━━ INPUT RECORDS
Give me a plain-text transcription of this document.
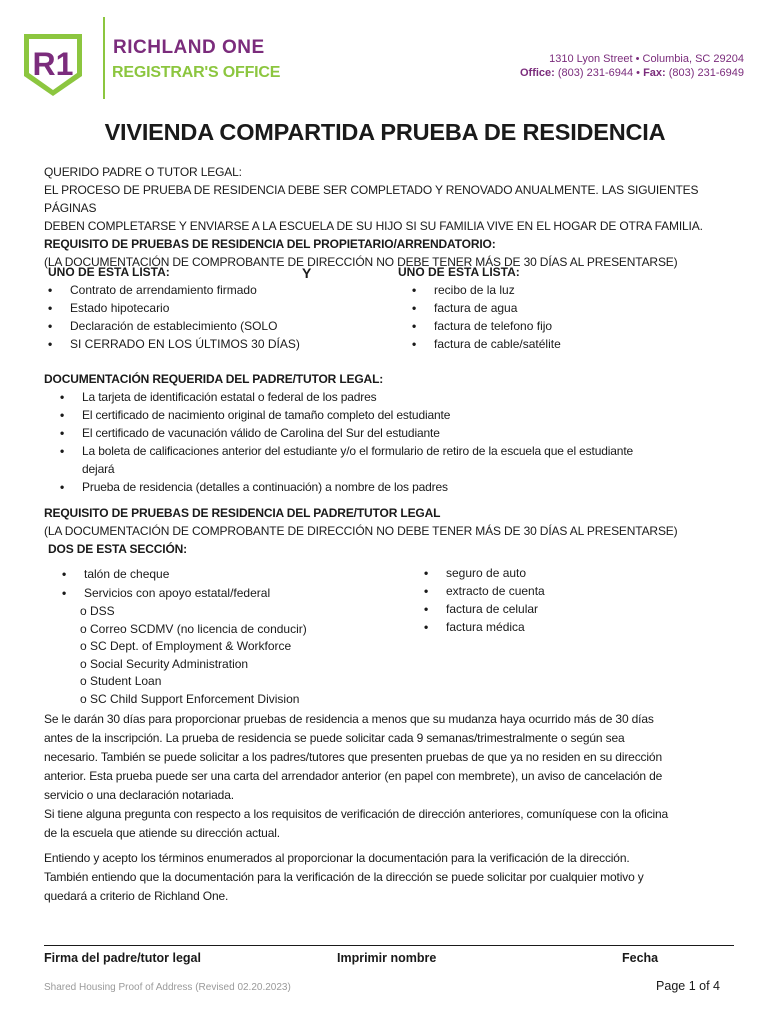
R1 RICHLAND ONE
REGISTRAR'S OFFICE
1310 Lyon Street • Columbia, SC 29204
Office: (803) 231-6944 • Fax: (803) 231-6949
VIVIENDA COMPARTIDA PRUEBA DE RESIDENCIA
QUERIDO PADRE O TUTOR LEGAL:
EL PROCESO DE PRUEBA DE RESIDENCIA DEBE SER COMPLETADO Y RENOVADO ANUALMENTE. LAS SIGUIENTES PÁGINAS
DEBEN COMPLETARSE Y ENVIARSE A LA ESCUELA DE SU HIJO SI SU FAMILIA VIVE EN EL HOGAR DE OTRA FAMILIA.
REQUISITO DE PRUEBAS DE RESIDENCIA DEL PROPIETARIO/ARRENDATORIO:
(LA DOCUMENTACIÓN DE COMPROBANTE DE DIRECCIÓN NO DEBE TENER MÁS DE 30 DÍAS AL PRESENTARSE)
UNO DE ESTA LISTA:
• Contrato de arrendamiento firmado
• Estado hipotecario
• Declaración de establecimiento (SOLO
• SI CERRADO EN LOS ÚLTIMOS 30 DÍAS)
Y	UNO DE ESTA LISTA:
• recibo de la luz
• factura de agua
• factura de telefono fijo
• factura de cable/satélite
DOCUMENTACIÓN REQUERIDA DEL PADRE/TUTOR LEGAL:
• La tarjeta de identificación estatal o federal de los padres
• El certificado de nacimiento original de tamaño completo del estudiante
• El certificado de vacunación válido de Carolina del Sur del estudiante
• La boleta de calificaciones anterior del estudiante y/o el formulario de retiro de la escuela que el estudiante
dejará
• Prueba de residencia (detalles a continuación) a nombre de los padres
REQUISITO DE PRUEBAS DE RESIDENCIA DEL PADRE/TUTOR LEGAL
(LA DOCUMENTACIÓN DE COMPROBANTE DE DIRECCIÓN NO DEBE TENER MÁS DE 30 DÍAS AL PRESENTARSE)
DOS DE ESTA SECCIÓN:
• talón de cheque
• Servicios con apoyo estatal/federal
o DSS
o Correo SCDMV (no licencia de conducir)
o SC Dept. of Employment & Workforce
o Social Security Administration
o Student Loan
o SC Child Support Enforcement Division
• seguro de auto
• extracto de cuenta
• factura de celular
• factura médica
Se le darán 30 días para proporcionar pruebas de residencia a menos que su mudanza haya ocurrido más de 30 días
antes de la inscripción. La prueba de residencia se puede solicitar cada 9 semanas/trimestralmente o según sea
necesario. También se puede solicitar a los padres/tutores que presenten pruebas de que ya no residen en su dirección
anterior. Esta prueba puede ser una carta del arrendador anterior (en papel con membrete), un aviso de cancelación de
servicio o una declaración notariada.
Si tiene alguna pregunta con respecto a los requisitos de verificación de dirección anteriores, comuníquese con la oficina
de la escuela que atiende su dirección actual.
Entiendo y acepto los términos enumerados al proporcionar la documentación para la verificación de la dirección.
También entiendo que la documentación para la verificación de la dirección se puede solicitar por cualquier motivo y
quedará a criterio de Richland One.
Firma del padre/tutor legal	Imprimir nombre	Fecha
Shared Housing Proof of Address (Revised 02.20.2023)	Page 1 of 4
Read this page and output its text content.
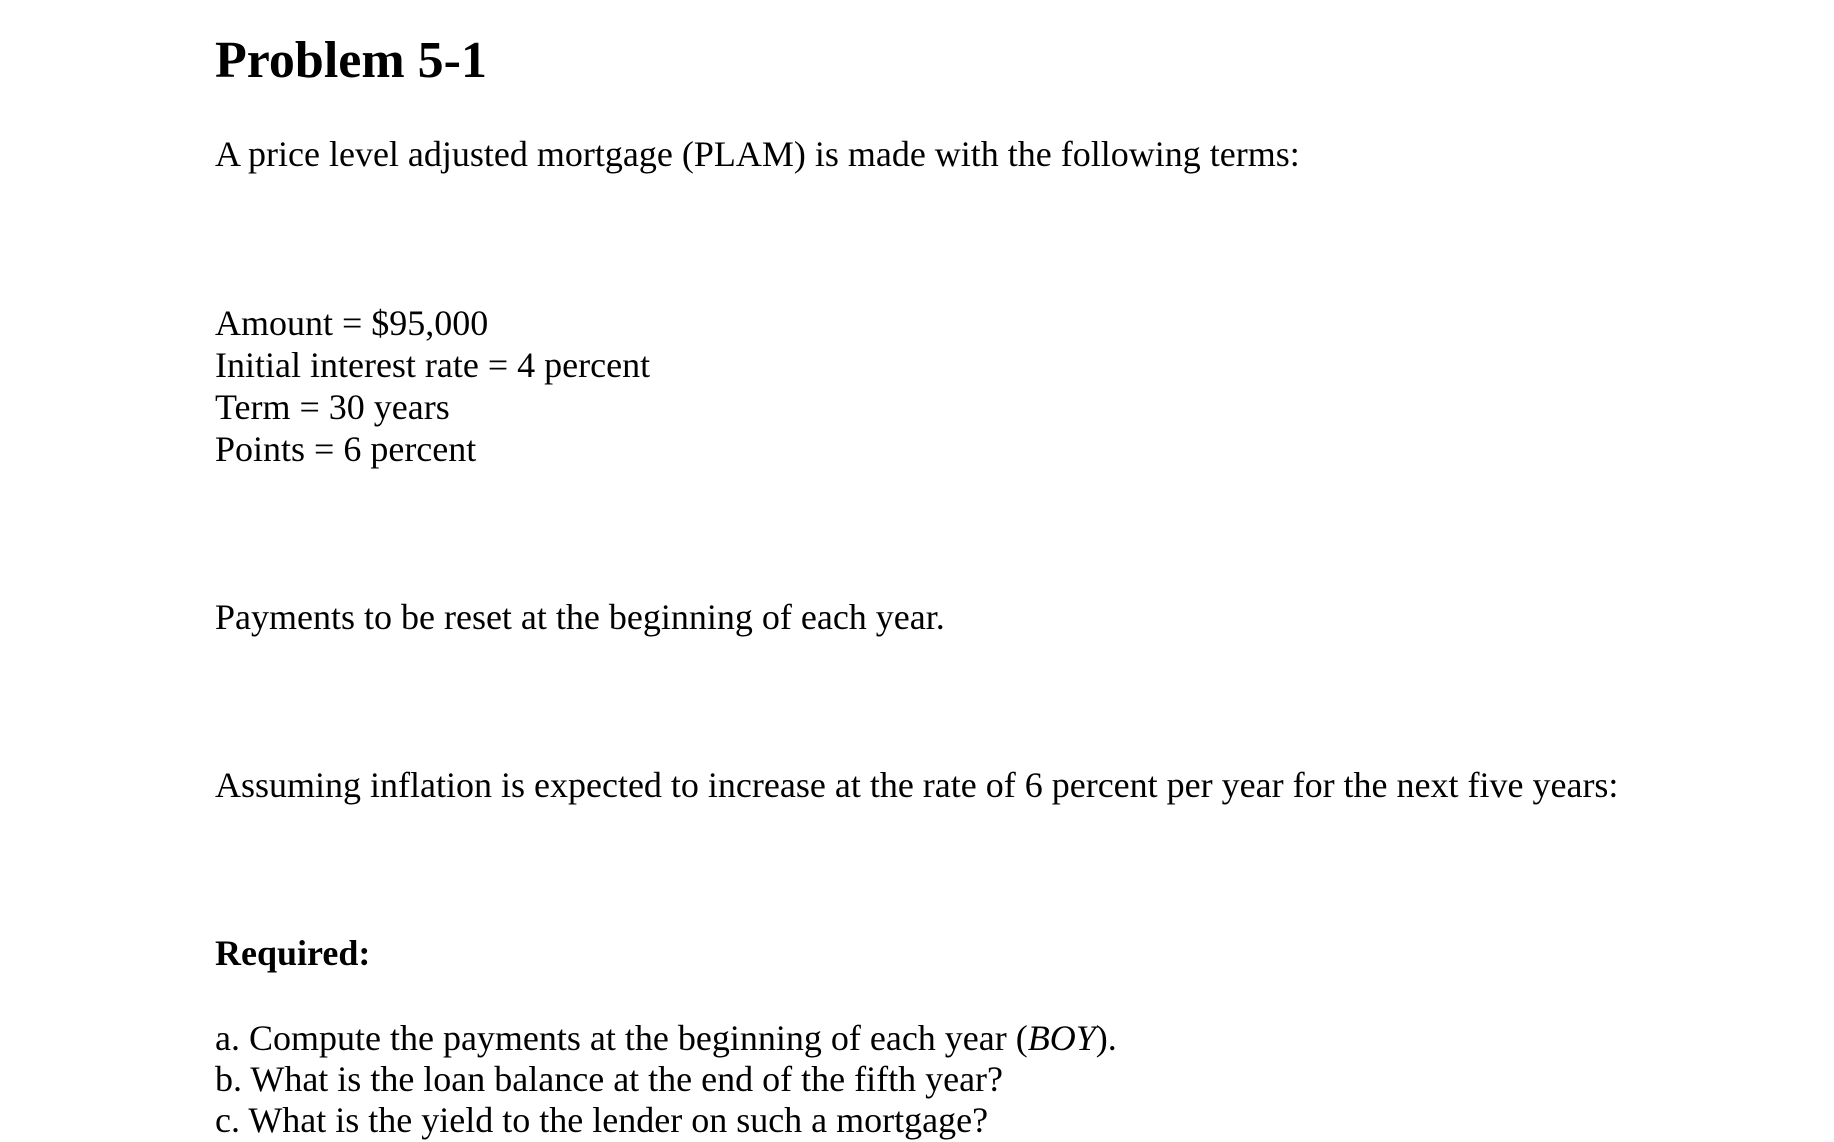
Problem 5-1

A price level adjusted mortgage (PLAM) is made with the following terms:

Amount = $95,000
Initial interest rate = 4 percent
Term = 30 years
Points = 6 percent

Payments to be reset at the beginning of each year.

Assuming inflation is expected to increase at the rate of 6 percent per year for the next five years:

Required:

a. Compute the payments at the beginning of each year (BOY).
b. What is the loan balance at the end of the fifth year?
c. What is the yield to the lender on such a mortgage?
━━━━
> **WHAT YOU SHOULD DO**:
Replicate the material above verbatim; images stay out of the copy.

> **SOLUTION FOR THIS EXERCISE**:
Give me a plain-text transcription of this document.
R1 RICHLAND ONE
REGISTRAR'S OFFICE
1310 Lyon Street • Columbia, SC 29204
Office: (803) 231-6944 • Fax: (803) 231-6949
VIVIENDA COMPARTIDA PRUEBA DE RESIDENCIA
QUERIDO PADRE O TUTOR LEGAL:
EL PROCESO DE PRUEBA DE RESIDENCIA DEBE SER COMPLETADO Y RENOVADO ANUALMENTE. LAS SIGUIENTES PÁGINAS
DEBEN COMPLETARSE Y ENVIARSE A LA ESCUELA DE SU HIJO SI SU FAMILIA VIVE EN EL HOGAR DE OTRA FAMILIA.
REQUISITO DE PRUEBAS DE RESIDENCIA DEL PROPIETARIO/ARRENDATORIO:
(LA DOCUMENTACIÓN DE COMPROBANTE DE DIRECCIÓN NO DEBE TENER MÁS DE 30 DÍAS AL PRESENTARSE)
UNO DE ESTA LISTA:
• Contrato de arrendamiento firmado
• Estado hipotecario
• Declaración de establecimiento (SOLO
• SI CERRADO EN LOS ÚLTIMOS 30 DÍAS)
Y	UNO DE ESTA LISTA:
• recibo de la luz
• factura de agua
• factura de telefono fijo
• factura de cable/satélite
DOCUMENTACIÓN REQUERIDA DEL PADRE/TUTOR LEGAL:
• La tarjeta de identificación estatal o federal de los padres
• El certificado de nacimiento original de tamaño completo del estudiante
• El certificado de vacunación válido de Carolina del Sur del estudiante
• La boleta de calificaciones anterior del estudiante y/o el formulario de retiro de la escuela que el estudiante
dejará
• Prueba de residencia (detalles a continuación) a nombre de los padres
REQUISITO DE PRUEBAS DE RESIDENCIA DEL PADRE/TUTOR LEGAL
(LA DOCUMENTACIÓN DE COMPROBANTE DE DIRECCIÓN NO DEBE TENER MÁS DE 30 DÍAS AL PRESENTARSE)
DOS DE ESTA SECCIÓN:
• talón de cheque
• Servicios con apoyo estatal/federal
o DSS
o Correo SCDMV (no licencia de conducir)
o SC Dept. of Employment & Workforce
o Social Security Administration
o Student Loan
o SC Child Support Enforcement Division
• seguro de auto
• extracto de cuenta
• factura de celular
• factura médica
Se le darán 30 días para proporcionar pruebas de residencia a menos que su mudanza haya ocurrido más de 30 días
antes de la inscripción. La prueba de residencia se puede solicitar cada 9 semanas/trimestralmente o según sea
necesario. También se puede solicitar a los padres/tutores que presenten pruebas de que ya no residen en su dirección
anterior. Esta prueba puede ser una carta del arrendador anterior (en papel con membrete), un aviso de cancelación de
servicio o una declaración notariada.
Si tiene alguna pregunta con respecto a los requisitos de verificación de dirección anteriores, comuníquese con la oficina
de la escuela que atiende su dirección actual.
Entiendo y acepto los términos enumerados al proporcionar la documentación para la verificación de la dirección.
También entiendo que la documentación para la verificación de la dirección se puede solicitar por cualquier motivo y
quedará a criterio de Richland One.
Firma del padre/tutor legal	Imprimir nombre	Fecha
Shared Housing Proof of Address (Revised 02.20.2023)	Page 1 of 4
Read this page and output its text content.
Problem 5-1

A price level adjusted mortgage (PLAM) is made with the following terms:

Amount = $95,000
Initial interest rate = 4 percent
Term = 30 years
Points = 6 percent

Payments to be reset at the beginning of each year.

Assuming inflation is expected to increase at the rate of 6 percent per year for the next five years:

Required:

a. Compute the payments at the beginning of each year (BOY).
b. What is the loan balance at the end of the fifth year?
c. What is the yield to the lender on such a mortgage?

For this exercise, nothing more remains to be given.